Task description - Repeat every record below exactly as it appears.

Stored data entries -
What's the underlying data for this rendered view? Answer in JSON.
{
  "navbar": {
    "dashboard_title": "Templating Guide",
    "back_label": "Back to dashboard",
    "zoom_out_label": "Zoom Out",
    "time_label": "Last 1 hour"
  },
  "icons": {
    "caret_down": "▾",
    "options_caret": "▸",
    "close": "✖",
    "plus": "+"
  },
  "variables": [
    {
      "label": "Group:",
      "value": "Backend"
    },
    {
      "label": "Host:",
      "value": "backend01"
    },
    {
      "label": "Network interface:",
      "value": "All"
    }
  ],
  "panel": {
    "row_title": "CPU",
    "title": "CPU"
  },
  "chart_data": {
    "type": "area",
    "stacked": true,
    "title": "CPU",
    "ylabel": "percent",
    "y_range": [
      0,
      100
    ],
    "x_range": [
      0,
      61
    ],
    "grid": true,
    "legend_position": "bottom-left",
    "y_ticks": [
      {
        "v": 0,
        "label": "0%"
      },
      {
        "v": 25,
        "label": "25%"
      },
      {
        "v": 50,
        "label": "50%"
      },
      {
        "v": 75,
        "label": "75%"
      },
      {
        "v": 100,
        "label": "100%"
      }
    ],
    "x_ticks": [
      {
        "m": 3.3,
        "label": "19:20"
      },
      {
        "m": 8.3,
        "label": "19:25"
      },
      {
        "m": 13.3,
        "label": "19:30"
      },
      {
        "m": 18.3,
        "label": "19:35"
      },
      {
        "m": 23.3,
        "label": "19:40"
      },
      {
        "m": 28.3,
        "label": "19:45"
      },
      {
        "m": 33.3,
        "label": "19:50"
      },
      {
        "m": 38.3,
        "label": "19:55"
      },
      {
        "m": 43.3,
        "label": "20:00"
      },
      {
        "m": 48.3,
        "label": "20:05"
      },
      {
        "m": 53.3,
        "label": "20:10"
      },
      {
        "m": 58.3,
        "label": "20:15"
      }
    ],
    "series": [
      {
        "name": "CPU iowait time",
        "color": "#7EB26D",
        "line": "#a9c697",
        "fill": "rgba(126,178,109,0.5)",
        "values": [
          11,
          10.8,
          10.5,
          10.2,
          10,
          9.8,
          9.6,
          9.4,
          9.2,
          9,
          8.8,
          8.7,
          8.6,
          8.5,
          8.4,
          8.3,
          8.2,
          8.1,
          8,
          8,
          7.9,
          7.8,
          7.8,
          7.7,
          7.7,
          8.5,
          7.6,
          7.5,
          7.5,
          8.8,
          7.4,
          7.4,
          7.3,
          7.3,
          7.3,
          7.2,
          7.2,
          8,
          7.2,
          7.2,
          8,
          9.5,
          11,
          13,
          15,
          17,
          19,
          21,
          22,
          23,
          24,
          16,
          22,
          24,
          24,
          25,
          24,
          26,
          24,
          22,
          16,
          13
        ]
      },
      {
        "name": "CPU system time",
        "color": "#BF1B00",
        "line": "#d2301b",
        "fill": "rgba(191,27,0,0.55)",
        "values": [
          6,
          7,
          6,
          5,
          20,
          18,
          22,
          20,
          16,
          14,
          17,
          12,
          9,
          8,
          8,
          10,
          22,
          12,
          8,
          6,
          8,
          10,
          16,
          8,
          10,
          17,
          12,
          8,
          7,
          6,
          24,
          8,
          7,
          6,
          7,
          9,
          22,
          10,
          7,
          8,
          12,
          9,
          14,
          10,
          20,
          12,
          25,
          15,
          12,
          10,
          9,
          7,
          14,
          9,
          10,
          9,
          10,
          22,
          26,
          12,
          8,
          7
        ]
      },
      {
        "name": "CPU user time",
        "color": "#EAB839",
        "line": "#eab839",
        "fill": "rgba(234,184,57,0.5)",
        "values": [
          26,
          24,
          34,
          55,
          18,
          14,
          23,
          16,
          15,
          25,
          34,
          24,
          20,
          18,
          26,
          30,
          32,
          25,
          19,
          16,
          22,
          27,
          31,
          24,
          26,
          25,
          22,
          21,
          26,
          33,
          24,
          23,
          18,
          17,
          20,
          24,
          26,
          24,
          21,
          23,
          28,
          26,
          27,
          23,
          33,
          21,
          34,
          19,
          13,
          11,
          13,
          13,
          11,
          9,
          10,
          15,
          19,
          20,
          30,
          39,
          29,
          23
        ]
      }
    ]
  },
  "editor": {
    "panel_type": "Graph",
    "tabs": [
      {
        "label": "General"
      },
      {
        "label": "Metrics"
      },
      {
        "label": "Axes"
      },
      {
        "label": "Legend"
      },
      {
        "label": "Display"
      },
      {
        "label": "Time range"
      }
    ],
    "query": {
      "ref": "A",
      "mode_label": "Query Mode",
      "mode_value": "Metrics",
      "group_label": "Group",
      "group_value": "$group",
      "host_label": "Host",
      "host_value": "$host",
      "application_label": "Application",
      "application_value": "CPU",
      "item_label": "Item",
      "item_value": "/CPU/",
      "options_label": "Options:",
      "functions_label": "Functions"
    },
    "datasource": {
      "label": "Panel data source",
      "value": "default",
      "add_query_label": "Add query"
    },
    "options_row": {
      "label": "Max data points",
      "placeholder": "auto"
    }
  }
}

Result of the task -
What's the underlying data for this rendered view? Answer in JSON.
{
  "navbar": {
    "dashboard_title": "Templating Guide",
    "back_label": "Back to dashboard",
    "zoom_out_label": "Zoom Out",
    "time_label": "Last 1 hour"
  },
  "icons": {
    "caret_down": "▾",
    "options_caret": "▸",
    "close": "✖",
    "plus": "+"
  },
  "variables": [
    {
      "label": "Group:",
      "value": "Backend"
    },
    {
      "label": "Host:",
      "value": "backend01"
    },
    {
      "label": "Network interface:",
      "value": "All"
    }
  ],
  "panel": {
    "row_title": "CPU",
    "title": "CPU"
  },
  "chart_data": {
    "type": "area",
    "stacked": true,
    "title": "CPU",
    "ylabel": "percent",
    "y_range": [
      0,
      100
    ],
    "x_range": [
      0,
      61
    ],
    "grid": true,
    "legend_position": "bottom-left",
    "y_ticks": [
      {
        "v": 0,
        "label": "0%"
      },
      {
        "v": 25,
        "label": "25%"
      },
      {
        "v": 50,
        "label": "50%"
      },
      {
        "v": 75,
        "label": "75%"
      },
      {
        "v": 100,
        "label": "100%"
      }
    ],
    "x_ticks": [
      {
        "m": 3.3,
        "label": "19:20"
      },
      {
        "m": 8.3,
        "label": "19:25"
      },
      {
        "m": 13.3,
        "label": "19:30"
      },
      {
        "m": 18.3,
        "label": "19:35"
      },
      {
        "m": 23.3,
        "label": "19:40"
      },
      {
        "m": 28.3,
        "label": "19:45"
      },
      {
        "m": 33.3,
        "label": "19:50"
      },
      {
        "m": 38.3,
        "label": "19:55"
      },
      {
        "m": 43.3,
        "label": "20:00"
      },
      {
        "m": 48.3,
        "label": "20:05"
      },
      {
        "m": 53.3,
        "label": "20:10"
      },
      {
        "m": 58.3,
        "label": "20:15"
      }
    ],
    "series": [
      {
        "name": "CPU iowait time",
        "color": "#7EB26D",
        "line": "#a9c697",
        "fill": "rgba(126,178,109,0.5)",
        "values": [
          11,
          10.8,
          10.5,
          10.2,
          10,
          9.8,
          9.6,
          9.4,
          9.2,
          9,
          8.8,
          8.7,
          8.6,
          8.5,
          8.4,
          8.3,
          8.2,
          8.1,
          8,
          8,
          7.9,
          7.8,
          7.8,
          7.7,
          7.7,
          8.5,
          7.6,
          7.5,
          7.5,
          8.8,
          7.4,
          7.4,
          7.3,
          7.3,
          7.3,
          7.2,
          7.2,
          8,
          7.2,
          7.2,
          8,
          9.5,
          11,
          13,
          15,
          17,
          19,
          21,
          22,
          23,
          24,
          16,
          22,
          24,
          24,
          25,
          24,
          26,
          24,
          22,
          16,
          13
        ]
      },
      {
        "name": "CPU system time",
        "color": "#BF1B00",
        "line": "#d2301b",
        "fill": "rgba(191,27,0,0.55)",
        "values": [
          6,
          7,
          6,
          5,
          20,
          18,
          22,
          20,
          16,
          14,
          17,
          12,
          9,
          8,
          8,
          10,
          22,
          12,
          8,
          6,
          8,
          10,
          16,
          8,
          10,
          17,
          12,
          8,
          7,
          6,
          24,
          8,
          7,
          6,
          7,
          9,
          22,
          10,
          7,
          8,
          12,
          9,
          14,
          10,
          20,
          12,
          25,
          15,
          12,
          10,
          9,
          7,
          14,
          9,
          10,
          9,
          10,
          22,
          26,
          12,
          8,
          7
        ]
      },
      {
        "name": "CPU user time",
        "color": "#EAB839",
        "line": "#eab839",
        "fill": "rgba(234,184,57,0.5)",
        "values": [
          26,
          24,
          34,
          55,
          18,
          14,
          23,
          16,
          15,
          25,
          34,
          24,
          20,
          18,
          26,
          30,
          32,
          25,
          19,
          16,
          22,
          27,
          31,
          24,
          26,
          25,
          22,
          21,
          26,
          33,
          24,
          23,
          18,
          17,
          20,
          24,
          26,
          24,
          21,
          23,
          28,
          26,
          27,
          23,
          33,
          21,
          34,
          19,
          13,
          11,
          13,
          13,
          11,
          9,
          10,
          15,
          19,
          20,
          30,
          39,
          29,
          23
        ]
      }
    ]
  },
  "editor": {
    "panel_type": "Graph",
    "tabs": [
      {
        "label": "General"
      },
      {
        "label": "Metrics"
      },
      {
        "label": "Axes"
      },
      {
        "label": "Legend"
      },
      {
        "label": "Display"
      },
      {
        "label": "Time range"
      }
    ],
    "query": {
      "ref": "A",
      "mode_label": "Query Mode",
      "mode_value": "Metrics",
      "group_label": "Group",
      "group_value": "$group",
      "host_label": "Host",
      "host_value": "$host",
      "application_label": "Application",
      "application_value": "CPU",
      "item_label": "Item",
      "item_value": "/CPU/",
      "options_label": "Options:",
      "functions_label": "Functions"
    },
    "datasource": {
      "label": "Panel data source",
      "value": "default",
      "add_query_label": "Add query"
    },
    "options_row": {
      "label": "Max data points",
      "placeholder": "auto"
    }
  }
}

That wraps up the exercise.